* **SUPPLIED DATA**

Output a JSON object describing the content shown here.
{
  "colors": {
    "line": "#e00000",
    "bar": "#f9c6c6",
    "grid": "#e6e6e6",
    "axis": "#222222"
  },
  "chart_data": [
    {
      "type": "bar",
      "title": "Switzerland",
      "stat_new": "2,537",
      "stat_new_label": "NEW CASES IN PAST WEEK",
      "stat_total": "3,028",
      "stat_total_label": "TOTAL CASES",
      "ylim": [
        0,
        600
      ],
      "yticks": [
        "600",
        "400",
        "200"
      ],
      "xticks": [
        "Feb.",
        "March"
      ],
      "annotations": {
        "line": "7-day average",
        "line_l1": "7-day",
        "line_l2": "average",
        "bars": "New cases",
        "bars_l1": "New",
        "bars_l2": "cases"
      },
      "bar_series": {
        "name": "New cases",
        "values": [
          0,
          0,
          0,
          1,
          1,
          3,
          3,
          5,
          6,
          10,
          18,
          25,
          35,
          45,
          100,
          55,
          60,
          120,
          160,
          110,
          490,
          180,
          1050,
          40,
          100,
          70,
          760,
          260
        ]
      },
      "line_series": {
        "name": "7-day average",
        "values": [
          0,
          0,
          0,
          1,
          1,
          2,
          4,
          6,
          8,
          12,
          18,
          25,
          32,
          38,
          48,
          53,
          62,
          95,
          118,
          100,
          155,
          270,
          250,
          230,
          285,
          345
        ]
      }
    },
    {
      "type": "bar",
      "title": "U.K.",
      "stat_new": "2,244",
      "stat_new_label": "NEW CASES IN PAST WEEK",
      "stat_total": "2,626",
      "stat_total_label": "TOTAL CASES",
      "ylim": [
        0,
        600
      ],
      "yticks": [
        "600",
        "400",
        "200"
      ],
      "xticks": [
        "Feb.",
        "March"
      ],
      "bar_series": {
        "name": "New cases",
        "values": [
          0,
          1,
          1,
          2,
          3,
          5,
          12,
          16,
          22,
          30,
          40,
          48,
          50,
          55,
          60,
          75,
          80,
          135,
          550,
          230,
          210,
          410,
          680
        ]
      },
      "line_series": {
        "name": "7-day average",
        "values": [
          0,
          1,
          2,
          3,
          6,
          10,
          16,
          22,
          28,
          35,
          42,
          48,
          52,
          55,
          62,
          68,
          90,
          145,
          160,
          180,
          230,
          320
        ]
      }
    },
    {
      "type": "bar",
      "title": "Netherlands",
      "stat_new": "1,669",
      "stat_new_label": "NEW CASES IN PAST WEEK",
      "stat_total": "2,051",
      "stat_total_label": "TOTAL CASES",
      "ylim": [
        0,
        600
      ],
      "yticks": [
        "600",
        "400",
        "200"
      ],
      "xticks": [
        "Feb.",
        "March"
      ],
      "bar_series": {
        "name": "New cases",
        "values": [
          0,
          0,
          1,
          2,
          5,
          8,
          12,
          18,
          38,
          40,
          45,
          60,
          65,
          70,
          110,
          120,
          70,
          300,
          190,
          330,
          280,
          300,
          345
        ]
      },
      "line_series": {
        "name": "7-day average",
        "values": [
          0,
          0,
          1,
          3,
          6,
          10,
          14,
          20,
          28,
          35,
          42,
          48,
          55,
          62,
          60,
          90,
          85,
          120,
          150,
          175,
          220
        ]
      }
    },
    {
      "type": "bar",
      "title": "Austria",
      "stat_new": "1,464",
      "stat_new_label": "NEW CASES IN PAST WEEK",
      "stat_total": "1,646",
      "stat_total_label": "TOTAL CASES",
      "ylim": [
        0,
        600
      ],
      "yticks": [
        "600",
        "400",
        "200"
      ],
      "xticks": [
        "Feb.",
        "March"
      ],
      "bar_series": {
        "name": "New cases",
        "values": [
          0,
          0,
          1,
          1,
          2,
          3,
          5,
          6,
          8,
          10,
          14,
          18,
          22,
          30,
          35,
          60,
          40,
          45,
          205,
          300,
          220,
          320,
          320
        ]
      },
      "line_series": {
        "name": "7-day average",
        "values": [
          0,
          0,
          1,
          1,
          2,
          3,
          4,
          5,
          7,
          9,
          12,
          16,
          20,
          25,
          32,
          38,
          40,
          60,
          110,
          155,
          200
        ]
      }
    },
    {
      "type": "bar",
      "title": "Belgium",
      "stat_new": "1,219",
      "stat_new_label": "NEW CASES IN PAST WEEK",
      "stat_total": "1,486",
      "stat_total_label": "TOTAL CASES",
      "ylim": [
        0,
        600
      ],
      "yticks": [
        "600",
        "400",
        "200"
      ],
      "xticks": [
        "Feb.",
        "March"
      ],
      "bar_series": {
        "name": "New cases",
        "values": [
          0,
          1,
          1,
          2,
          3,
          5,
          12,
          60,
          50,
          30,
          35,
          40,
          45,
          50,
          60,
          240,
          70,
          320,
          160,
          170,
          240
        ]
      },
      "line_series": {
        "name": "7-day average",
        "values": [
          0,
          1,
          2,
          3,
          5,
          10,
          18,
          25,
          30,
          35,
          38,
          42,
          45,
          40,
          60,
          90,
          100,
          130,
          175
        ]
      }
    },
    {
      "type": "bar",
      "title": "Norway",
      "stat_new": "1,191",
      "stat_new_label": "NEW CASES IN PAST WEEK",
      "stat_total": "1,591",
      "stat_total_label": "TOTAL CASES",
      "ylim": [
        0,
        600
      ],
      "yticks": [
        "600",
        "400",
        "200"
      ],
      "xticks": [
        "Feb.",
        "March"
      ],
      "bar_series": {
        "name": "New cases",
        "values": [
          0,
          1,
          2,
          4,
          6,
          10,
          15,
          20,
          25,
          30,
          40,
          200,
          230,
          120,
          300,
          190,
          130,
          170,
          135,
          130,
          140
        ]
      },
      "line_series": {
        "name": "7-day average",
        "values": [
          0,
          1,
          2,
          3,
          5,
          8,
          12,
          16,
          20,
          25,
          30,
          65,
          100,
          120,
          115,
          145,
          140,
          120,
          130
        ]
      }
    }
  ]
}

* **OBJECTIVE**
Return the material in full, exactly as shown.

* **ANSWER TO THIS EXERCISE**
Output a JSON object describing the content shown here.
{
  "colors": {
    "line": "#e00000",
    "bar": "#f9c6c6",
    "grid": "#e6e6e6",
    "axis": "#222222"
  },
  "chart_data": [
    {
      "type": "bar",
      "title": "Switzerland",
      "stat_new": "2,537",
      "stat_new_label": "NEW CASES IN PAST WEEK",
      "stat_total": "3,028",
      "stat_total_label": "TOTAL CASES",
      "ylim": [
        0,
        600
      ],
      "yticks": [
        "600",
        "400",
        "200"
      ],
      "xticks": [
        "Feb.",
        "March"
      ],
      "annotations": {
        "line": "7-day average",
        "line_l1": "7-day",
        "line_l2": "average",
        "bars": "New cases",
        "bars_l1": "New",
        "bars_l2": "cases"
      },
      "bar_series": {
        "name": "New cases",
        "values": [
          0,
          0,
          0,
          1,
          1,
          3,
          3,
          5,
          6,
          10,
          18,
          25,
          35,
          45,
          100,
          55,
          60,
          120,
          160,
          110,
          490,
          180,
          1050,
          40,
          100,
          70,
          760,
          260
        ]
      },
      "line_series": {
        "name": "7-day average",
        "values": [
          0,
          0,
          0,
          1,
          1,
          2,
          4,
          6,
          8,
          12,
          18,
          25,
          32,
          38,
          48,
          53,
          62,
          95,
          118,
          100,
          155,
          270,
          250,
          230,
          285,
          345
        ]
      }
    },
    {
      "type": "bar",
      "title": "U.K.",
      "stat_new": "2,244",
      "stat_new_label": "NEW CASES IN PAST WEEK",
      "stat_total": "2,626",
      "stat_total_label": "TOTAL CASES",
      "ylim": [
        0,
        600
      ],
      "yticks": [
        "600",
        "400",
        "200"
      ],
      "xticks": [
        "Feb.",
        "March"
      ],
      "bar_series": {
        "name": "New cases",
        "values": [
          0,
          1,
          1,
          2,
          3,
          5,
          12,
          16,
          22,
          30,
          40,
          48,
          50,
          55,
          60,
          75,
          80,
          135,
          550,
          230,
          210,
          410,
          680
        ]
      },
      "line_series": {
        "name": "7-day average",
        "values": [
          0,
          1,
          2,
          3,
          6,
          10,
          16,
          22,
          28,
          35,
          42,
          48,
          52,
          55,
          62,
          68,
          90,
          145,
          160,
          180,
          230,
          320
        ]
      }
    },
    {
      "type": "bar",
      "title": "Netherlands",
      "stat_new": "1,669",
      "stat_new_label": "NEW CASES IN PAST WEEK",
      "stat_total": "2,051",
      "stat_total_label": "TOTAL CASES",
      "ylim": [
        0,
        600
      ],
      "yticks": [
        "600",
        "400",
        "200"
      ],
      "xticks": [
        "Feb.",
        "March"
      ],
      "bar_series": {
        "name": "New cases",
        "values": [
          0,
          0,
          1,
          2,
          5,
          8,
          12,
          18,
          38,
          40,
          45,
          60,
          65,
          70,
          110,
          120,
          70,
          300,
          190,
          330,
          280,
          300,
          345
        ]
      },
      "line_series": {
        "name": "7-day average",
        "values": [
          0,
          0,
          1,
          3,
          6,
          10,
          14,
          20,
          28,
          35,
          42,
          48,
          55,
          62,
          60,
          90,
          85,
          120,
          150,
          175,
          220
        ]
      }
    },
    {
      "type": "bar",
      "title": "Austria",
      "stat_new": "1,464",
      "stat_new_label": "NEW CASES IN PAST WEEK",
      "stat_total": "1,646",
      "stat_total_label": "TOTAL CASES",
      "ylim": [
        0,
        600
      ],
      "yticks": [
        "600",
        "400",
        "200"
      ],
      "xticks": [
        "Feb.",
        "March"
      ],
      "bar_series": {
        "name": "New cases",
        "values": [
          0,
          0,
          1,
          1,
          2,
          3,
          5,
          6,
          8,
          10,
          14,
          18,
          22,
          30,
          35,
          60,
          40,
          45,
          205,
          300,
          220,
          320,
          320
        ]
      },
      "line_series": {
        "name": "7-day average",
        "values": [
          0,
          0,
          1,
          1,
          2,
          3,
          4,
          5,
          7,
          9,
          12,
          16,
          20,
          25,
          32,
          38,
          40,
          60,
          110,
          155,
          200
        ]
      }
    },
    {
      "type": "bar",
      "title": "Belgium",
      "stat_new": "1,219",
      "stat_new_label": "NEW CASES IN PAST WEEK",
      "stat_total": "1,486",
      "stat_total_label": "TOTAL CASES",
      "ylim": [
        0,
        600
      ],
      "yticks": [
        "600",
        "400",
        "200"
      ],
      "xticks": [
        "Feb.",
        "March"
      ],
      "bar_series": {
        "name": "New cases",
        "values": [
          0,
          1,
          1,
          2,
          3,
          5,
          12,
          60,
          50,
          30,
          35,
          40,
          45,
          50,
          60,
          240,
          70,
          320,
          160,
          170,
          240
        ]
      },
      "line_series": {
        "name": "7-day average",
        "values": [
          0,
          1,
          2,
          3,
          5,
          10,
          18,
          25,
          30,
          35,
          38,
          42,
          45,
          40,
          60,
          90,
          100,
          130,
          175
        ]
      }
    },
    {
      "type": "bar",
      "title": "Norway",
      "stat_new": "1,191",
      "stat_new_label": "NEW CASES IN PAST WEEK",
      "stat_total": "1,591",
      "stat_total_label": "TOTAL CASES",
      "ylim": [
        0,
        600
      ],
      "yticks": [
        "600",
        "400",
        "200"
      ],
      "xticks": [
        "Feb.",
        "March"
      ],
      "bar_series": {
        "name": "New cases",
        "values": [
          0,
          1,
          2,
          4,
          6,
          10,
          15,
          20,
          25,
          30,
          40,
          200,
          230,
          120,
          300,
          190,
          130,
          170,
          135,
          130,
          140
        ]
      },
      "line_series": {
        "name": "7-day average",
        "values": [
          0,
          1,
          2,
          3,
          5,
          8,
          12,
          16,
          20,
          25,
          30,
          65,
          100,
          120,
          115,
          145,
          140,
          120,
          130
        ]
      }
    }
  ]
}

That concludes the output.